* **The records**:
++++++
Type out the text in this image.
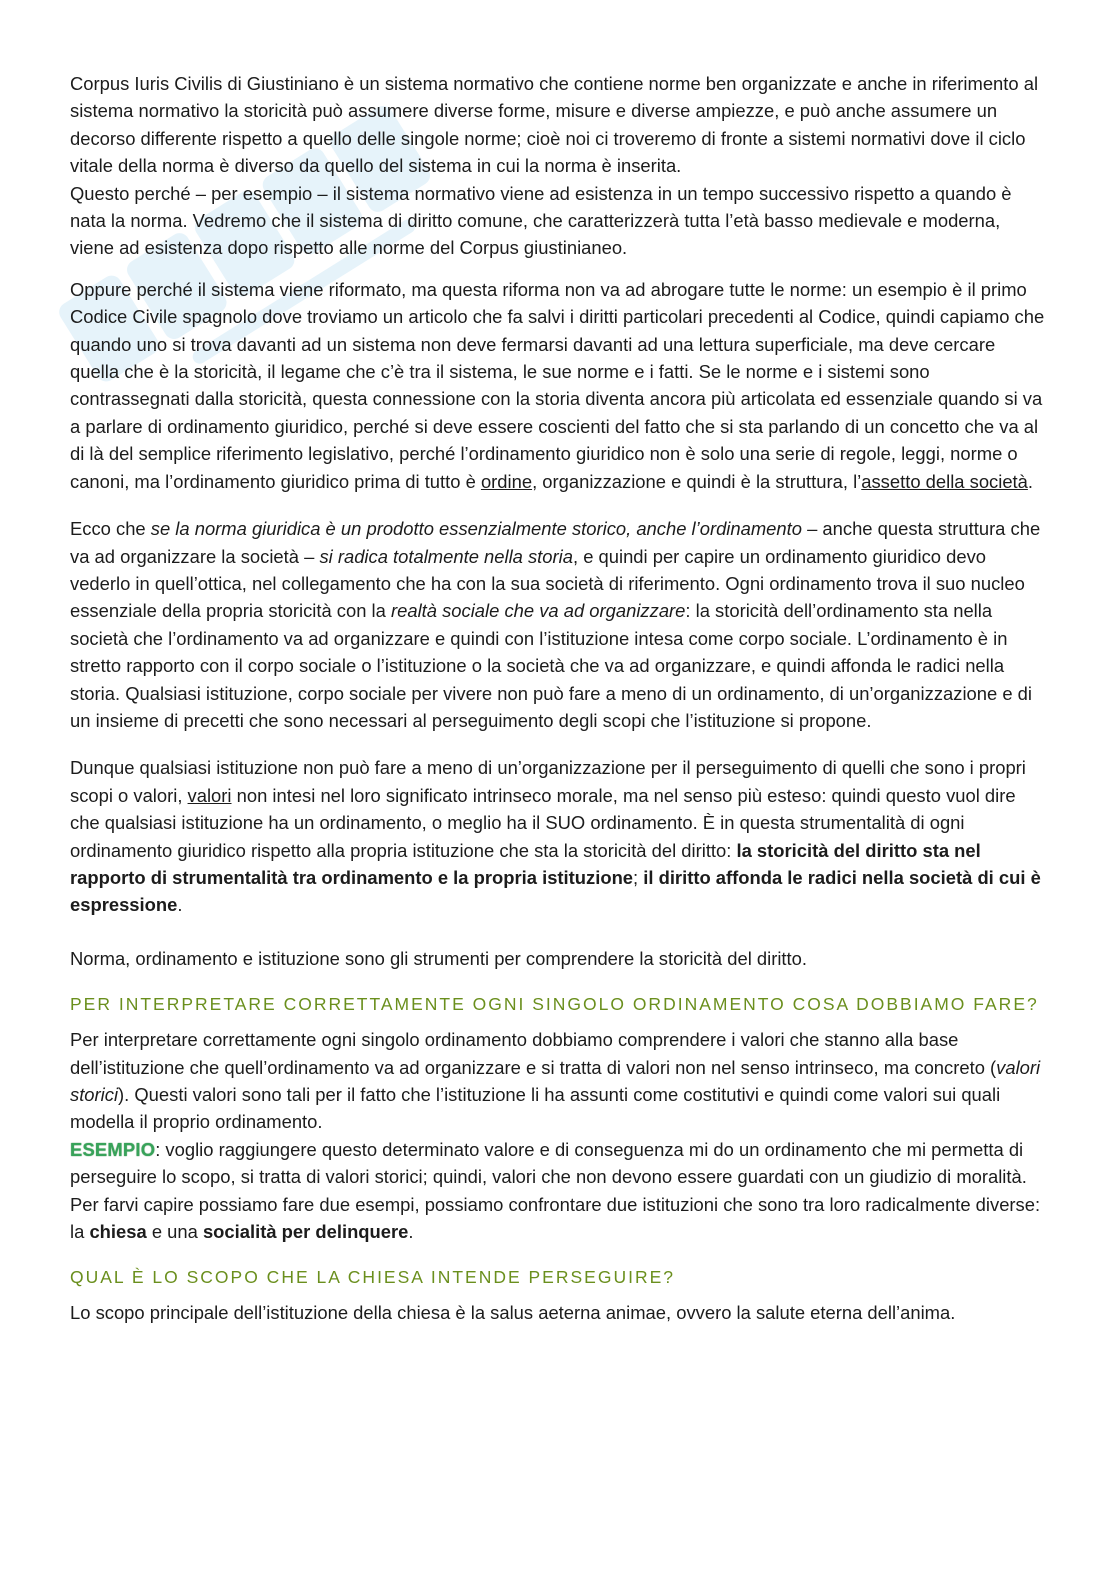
Corpus Iuris Civilis di Giustiniano è un sistema normativo che contiene norme ben organizzate e anche in riferimento al sistema normativo la storicità può assumere diverse forme, misure e diverse ampiezze, e può anche assumere un decorso differente rispetto a quello delle singole norme; cioè noi ci troveremo di fronte a sistemi normativi dove il ciclo vitale della norma è diverso da quello del sistema in cui la norma è inserita.

Questo perché – per esempio – il sistema normativo viene ad esistenza in un tempo successivo rispetto a quando è nata la norma. Vedremo che il sistema di diritto comune, che caratterizzerà tutta l’età basso medievale e moderna, viene ad esistenza dopo rispetto alle norme del Corpus giustinianeo.

Oppure perché il sistema viene riformato, ma questa riforma non va ad abrogare tutte le norme: un esempio è il primo Codice Civile spagnolo dove troviamo un articolo che fa salvi i diritti particolari precedenti al Codice, quindi capiamo che quando uno si trova davanti ad un sistema non deve fermarsi davanti ad una lettura superficiale, ma deve cercare quella che è la storicità, il legame che c’è tra il sistema, le sue norme e i fatti. Se le norme e i sistemi sono contrassegnati dalla storicità, questa connessione con la storia diventa ancora più articolata ed essenziale quando si va a parlare di ordinamento giuridico, perché si deve essere coscienti del fatto che si sta parlando di un concetto che va al di là del semplice riferimento legislativo, perché l’ordinamento giuridico non è solo una serie di regole, leggi, norme o canoni, ma l’ordinamento giuridico prima di tutto è ordine, organizzazione e quindi è la struttura, l’assetto della società.

Ecco che se la norma giuridica è un prodotto essenzialmente storico, anche l’ordinamento – anche questa struttura che va ad organizzare la società – si radica totalmente nella storia, e quindi per capire un ordinamento giuridico devo vederlo in quell’ottica, nel collegamento che ha con la sua società di riferimento. Ogni ordinamento trova il suo nucleo essenziale della propria storicità con la realtà sociale che va ad organizzare: la storicità dell’ordinamento sta nella società che l’ordinamento va ad organizzare e quindi con l’istituzione intesa come corpo sociale. L’ordinamento è in stretto rapporto con il corpo sociale o l’istituzione o la società che va ad organizzare, e quindi affonda le radici nella storia. Qualsiasi istituzione, corpo sociale per vivere non può fare a meno di un ordinamento, di un’organizzazione e di un insieme di precetti che sono necessari al perseguimento degli scopi che l’istituzione si propone.

Dunque qualsiasi istituzione non può fare a meno di un’organizzazione per il perseguimento di quelli che sono i propri scopi o valori, valori non intesi nel loro significato intrinseco morale, ma nel senso più esteso: quindi questo vuol dire che qualsiasi istituzione ha un ordinamento, o meglio ha il SUO ordinamento. È in questa strumentalità di ogni ordinamento giuridico rispetto alla propria istituzione che sta la storicità del diritto: la storicità del diritto sta nel rapporto di strumentalità tra ordinamento e la propria istituzione; il diritto affonda le radici nella società di cui è espressione.

Norma, ordinamento e istituzione sono gli strumenti per comprendere la storicità del diritto.

PER INTERPRETARE CORRETTAMENTE OGNI SINGOLO ORDINAMENTO COSA DOBBIAMO FARE?

Per interpretare correttamente ogni singolo ordinamento dobbiamo comprendere i valori che stanno alla base dell’istituzione che quell’ordinamento va ad organizzare e si tratta di valori non nel senso intrinseco, ma concreto (valori storici). Questi valori sono tali per il fatto che l’istituzione li ha assunti come costitutivi e quindi come valori sui quali modella il proprio ordinamento.

ESEMPIO: voglio raggiungere questo determinato valore e di conseguenza mi do un ordinamento che mi permetta di perseguire lo scopo, si tratta di valori storici; quindi, valori che non devono essere guardati con un giudizio di moralità. Per farvi capire possiamo fare due esempi, possiamo confrontare due istituzioni che sono tra loro radicalmente diverse: la chiesa e una socialità per delinquere.

QUAL È LO SCOPO CHE LA CHIESA INTENDE PERSEGUIRE?

Lo scopo principale dell’istituzione della chiesa è la salus aeterna animae, ovvero la salute eterna dell’anima.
++++++
Count every line in the entries above where the word "comprendere" appears; respond with the number alone.

* **Task output**:
2